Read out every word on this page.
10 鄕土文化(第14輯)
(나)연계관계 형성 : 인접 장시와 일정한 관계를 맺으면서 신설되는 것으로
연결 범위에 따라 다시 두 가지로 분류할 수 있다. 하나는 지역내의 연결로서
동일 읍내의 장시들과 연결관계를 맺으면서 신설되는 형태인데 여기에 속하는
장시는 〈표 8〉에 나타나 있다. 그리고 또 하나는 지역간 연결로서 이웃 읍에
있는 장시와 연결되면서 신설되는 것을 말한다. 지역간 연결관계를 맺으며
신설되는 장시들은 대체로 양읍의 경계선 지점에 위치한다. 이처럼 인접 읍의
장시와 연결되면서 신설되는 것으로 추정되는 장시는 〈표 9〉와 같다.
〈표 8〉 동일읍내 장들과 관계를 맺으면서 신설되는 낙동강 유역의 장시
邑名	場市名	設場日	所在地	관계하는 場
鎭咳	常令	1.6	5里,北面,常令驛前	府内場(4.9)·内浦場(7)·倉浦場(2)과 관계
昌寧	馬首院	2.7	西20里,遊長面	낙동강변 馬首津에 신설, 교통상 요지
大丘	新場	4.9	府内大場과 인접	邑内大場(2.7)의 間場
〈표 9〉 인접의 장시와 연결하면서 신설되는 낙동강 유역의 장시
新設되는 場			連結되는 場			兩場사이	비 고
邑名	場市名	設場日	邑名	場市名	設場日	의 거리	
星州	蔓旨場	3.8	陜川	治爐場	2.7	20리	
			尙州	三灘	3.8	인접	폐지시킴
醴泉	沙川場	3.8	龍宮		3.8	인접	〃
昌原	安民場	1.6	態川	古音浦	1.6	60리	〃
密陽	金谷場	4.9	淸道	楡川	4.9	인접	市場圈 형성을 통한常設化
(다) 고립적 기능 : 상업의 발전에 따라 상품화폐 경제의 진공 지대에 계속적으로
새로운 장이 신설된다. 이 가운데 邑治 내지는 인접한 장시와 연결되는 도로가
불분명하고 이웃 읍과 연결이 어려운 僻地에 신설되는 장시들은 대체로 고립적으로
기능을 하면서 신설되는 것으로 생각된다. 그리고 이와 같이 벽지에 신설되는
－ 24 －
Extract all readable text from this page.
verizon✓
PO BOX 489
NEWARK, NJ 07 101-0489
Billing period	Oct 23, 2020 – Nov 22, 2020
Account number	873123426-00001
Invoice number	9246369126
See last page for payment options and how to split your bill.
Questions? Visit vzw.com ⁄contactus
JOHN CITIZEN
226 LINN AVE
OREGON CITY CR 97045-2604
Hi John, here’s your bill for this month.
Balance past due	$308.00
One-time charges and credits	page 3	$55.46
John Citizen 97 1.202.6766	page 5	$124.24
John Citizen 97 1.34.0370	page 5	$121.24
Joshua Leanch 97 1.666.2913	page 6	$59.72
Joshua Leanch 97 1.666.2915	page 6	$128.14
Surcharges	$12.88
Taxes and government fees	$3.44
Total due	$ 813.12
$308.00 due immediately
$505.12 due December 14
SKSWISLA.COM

**WRITTEN TASK:**
Read through the data and copy every line where "장시들은" shows up.

**EXPECTED OUTPUT:**
신설되는 장시들은 대체로 양읍의 경계선 지점에 위치한다. 이처럼 인접 읍의
불분명하고 이웃 읍과 연결이 어려운 僻地에 신설되는 장시들은 대체로 고립적으로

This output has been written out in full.